• **Aim**
Please write out the material below exactly as given.
Task data start
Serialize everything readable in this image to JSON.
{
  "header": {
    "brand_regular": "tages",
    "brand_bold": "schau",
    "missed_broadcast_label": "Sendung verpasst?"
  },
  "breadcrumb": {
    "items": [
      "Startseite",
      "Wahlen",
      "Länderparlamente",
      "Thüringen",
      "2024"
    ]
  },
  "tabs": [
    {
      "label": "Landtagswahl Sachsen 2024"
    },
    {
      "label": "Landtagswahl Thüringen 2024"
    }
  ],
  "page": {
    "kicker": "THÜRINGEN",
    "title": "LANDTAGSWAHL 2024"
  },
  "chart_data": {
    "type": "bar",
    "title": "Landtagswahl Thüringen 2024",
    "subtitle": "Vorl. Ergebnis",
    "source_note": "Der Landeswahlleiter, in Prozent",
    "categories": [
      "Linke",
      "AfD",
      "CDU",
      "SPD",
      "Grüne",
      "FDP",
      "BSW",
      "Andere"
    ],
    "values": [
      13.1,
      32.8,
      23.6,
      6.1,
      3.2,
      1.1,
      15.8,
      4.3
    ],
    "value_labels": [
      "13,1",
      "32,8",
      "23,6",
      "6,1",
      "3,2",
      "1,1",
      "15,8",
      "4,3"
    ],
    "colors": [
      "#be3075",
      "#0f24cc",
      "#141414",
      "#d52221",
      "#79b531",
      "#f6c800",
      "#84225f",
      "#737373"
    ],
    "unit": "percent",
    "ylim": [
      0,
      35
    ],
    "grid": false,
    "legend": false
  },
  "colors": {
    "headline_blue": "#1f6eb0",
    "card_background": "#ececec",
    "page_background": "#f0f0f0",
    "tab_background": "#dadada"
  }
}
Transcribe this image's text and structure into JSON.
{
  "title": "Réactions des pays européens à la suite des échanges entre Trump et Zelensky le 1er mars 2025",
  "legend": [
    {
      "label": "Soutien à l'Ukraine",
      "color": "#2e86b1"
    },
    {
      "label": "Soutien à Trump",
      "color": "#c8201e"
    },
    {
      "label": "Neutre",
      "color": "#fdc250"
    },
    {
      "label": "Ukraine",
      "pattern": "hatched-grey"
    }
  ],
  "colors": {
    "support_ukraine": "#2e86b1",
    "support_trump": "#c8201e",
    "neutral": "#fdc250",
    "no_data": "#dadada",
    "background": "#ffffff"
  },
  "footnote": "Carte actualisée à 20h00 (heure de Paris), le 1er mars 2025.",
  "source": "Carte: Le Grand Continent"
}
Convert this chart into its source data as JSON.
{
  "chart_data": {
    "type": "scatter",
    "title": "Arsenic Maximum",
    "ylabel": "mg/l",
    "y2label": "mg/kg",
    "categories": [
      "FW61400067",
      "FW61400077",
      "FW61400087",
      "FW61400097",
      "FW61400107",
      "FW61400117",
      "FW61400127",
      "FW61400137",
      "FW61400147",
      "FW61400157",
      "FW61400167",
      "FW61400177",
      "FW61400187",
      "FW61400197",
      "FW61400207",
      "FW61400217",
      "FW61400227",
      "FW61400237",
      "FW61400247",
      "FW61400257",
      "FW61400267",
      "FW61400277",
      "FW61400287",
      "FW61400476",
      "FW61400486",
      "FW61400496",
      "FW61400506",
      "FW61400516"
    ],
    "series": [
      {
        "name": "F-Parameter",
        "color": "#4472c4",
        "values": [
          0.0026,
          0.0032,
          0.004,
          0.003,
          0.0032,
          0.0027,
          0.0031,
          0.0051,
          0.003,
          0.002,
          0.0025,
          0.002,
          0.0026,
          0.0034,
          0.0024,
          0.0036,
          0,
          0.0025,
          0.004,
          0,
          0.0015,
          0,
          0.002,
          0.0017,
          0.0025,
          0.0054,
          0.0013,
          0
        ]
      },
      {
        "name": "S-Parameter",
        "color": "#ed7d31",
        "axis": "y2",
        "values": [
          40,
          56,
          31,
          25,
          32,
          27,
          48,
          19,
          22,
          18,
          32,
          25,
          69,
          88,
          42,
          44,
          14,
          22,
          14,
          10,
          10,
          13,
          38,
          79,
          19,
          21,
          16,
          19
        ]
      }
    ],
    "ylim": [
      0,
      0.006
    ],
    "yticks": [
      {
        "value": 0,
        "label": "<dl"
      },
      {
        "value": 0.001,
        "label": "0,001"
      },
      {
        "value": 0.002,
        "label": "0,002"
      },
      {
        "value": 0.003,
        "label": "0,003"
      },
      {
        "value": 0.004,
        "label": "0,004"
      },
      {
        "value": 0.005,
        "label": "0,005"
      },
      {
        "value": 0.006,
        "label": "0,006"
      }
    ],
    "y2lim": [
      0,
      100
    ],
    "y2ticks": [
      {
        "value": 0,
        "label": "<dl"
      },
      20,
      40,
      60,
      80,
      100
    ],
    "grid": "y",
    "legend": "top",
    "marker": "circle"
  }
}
Task data end
• **Full answer**
Serialize everything readable in this image to JSON.
{
  "header": {
    "brand_regular": "tages",
    "brand_bold": "schau",
    "missed_broadcast_label": "Sendung verpasst?"
  },
  "breadcrumb": {
    "items": [
      "Startseite",
      "Wahlen",
      "Länderparlamente",
      "Thüringen",
      "2024"
    ]
  },
  "tabs": [
    {
      "label": "Landtagswahl Sachsen 2024"
    },
    {
      "label": "Landtagswahl Thüringen 2024"
    }
  ],
  "page": {
    "kicker": "THÜRINGEN",
    "title": "LANDTAGSWAHL 2024"
  },
  "chart_data": {
    "type": "bar",
    "title": "Landtagswahl Thüringen 2024",
    "subtitle": "Vorl. Ergebnis",
    "source_note": "Der Landeswahlleiter, in Prozent",
    "categories": [
      "Linke",
      "AfD",
      "CDU",
      "SPD",
      "Grüne",
      "FDP",
      "BSW",
      "Andere"
    ],
    "values": [
      13.1,
      32.8,
      23.6,
      6.1,
      3.2,
      1.1,
      15.8,
      4.3
    ],
    "value_labels": [
      "13,1",
      "32,8",
      "23,6",
      "6,1",
      "3,2",
      "1,1",
      "15,8",
      "4,3"
    ],
    "colors": [
      "#be3075",
      "#0f24cc",
      "#141414",
      "#d52221",
      "#79b531",
      "#f6c800",
      "#84225f",
      "#737373"
    ],
    "unit": "percent",
    "ylim": [
      0,
      35
    ],
    "grid": false,
    "legend": false
  },
  "colors": {
    "headline_blue": "#1f6eb0",
    "card_background": "#ececec",
    "page_background": "#f0f0f0",
    "tab_background": "#dadada"
  }
}
Transcribe this image's text and structure into JSON.
{
  "title": "Réactions des pays européens à la suite des échanges entre Trump et Zelensky le 1er mars 2025",
  "legend": [
    {
      "label": "Soutien à l'Ukraine",
      "color": "#2e86b1"
    },
    {
      "label": "Soutien à Trump",
      "color": "#c8201e"
    },
    {
      "label": "Neutre",
      "color": "#fdc250"
    },
    {
      "label": "Ukraine",
      "pattern": "hatched-grey"
    }
  ],
  "colors": {
    "support_ukraine": "#2e86b1",
    "support_trump": "#c8201e",
    "neutral": "#fdc250",
    "no_data": "#dadada",
    "background": "#ffffff"
  },
  "footnote": "Carte actualisée à 20h00 (heure de Paris), le 1er mars 2025.",
  "source": "Carte: Le Grand Continent"
}
Convert this chart into its source data as JSON.
{
  "chart_data": {
    "type": "scatter",
    "title": "Arsenic Maximum",
    "ylabel": "mg/l",
    "y2label": "mg/kg",
    "categories": [
      "FW61400067",
      "FW61400077",
      "FW61400087",
      "FW61400097",
      "FW61400107",
      "FW61400117",
      "FW61400127",
      "FW61400137",
      "FW61400147",
      "FW61400157",
      "FW61400167",
      "FW61400177",
      "FW61400187",
      "FW61400197",
      "FW61400207",
      "FW61400217",
      "FW61400227",
      "FW61400237",
      "FW61400247",
      "FW61400257",
      "FW61400267",
      "FW61400277",
      "FW61400287",
      "FW61400476",
      "FW61400486",
      "FW61400496",
      "FW61400506",
      "FW61400516"
    ],
    "series": [
      {
        "name": "F-Parameter",
        "color": "#4472c4",
        "values": [
          0.0026,
          0.0032,
          0.004,
          0.003,
          0.0032,
          0.0027,
          0.0031,
          0.0051,
          0.003,
          0.002,
          0.0025,
          0.002,
          0.0026,
          0.0034,
          0.0024,
          0.0036,
          0,
          0.0025,
          0.004,
          0,
          0.0015,
          0,
          0.002,
          0.0017,
          0.0025,
          0.0054,
          0.0013,
          0
        ]
      },
      {
        "name": "S-Parameter",
        "color": "#ed7d31",
        "axis": "y2",
        "values": [
          40,
          56,
          31,
          25,
          32,
          27,
          48,
          19,
          22,
          18,
          32,
          25,
          69,
          88,
          42,
          44,
          14,
          22,
          14,
          10,
          10,
          13,
          38,
          79,
          19,
          21,
          16,
          19
        ]
      }
    ],
    "ylim": [
      0,
      0.006
    ],
    "yticks": [
      {
        "value": 0,
        "label": "<dl"
      },
      {
        "value": 0.001,
        "label": "0,001"
      },
      {
        "value": 0.002,
        "label": "0,002"
      },
      {
        "value": 0.003,
        "label": "0,003"
      },
      {
        "value": 0.004,
        "label": "0,004"
      },
      {
        "value": 0.005,
        "label": "0,005"
      },
      {
        "value": 0.006,
        "label": "0,006"
      }
    ],
    "y2lim": [
      0,
      100
    ],
    "y2ticks": [
      {
        "value": 0,
        "label": "<dl"
      },
      20,
      40,
      60,
      80,
      100
    ],
    "grid": "y",
    "legend": "top",
    "marker": "circle"
  }
}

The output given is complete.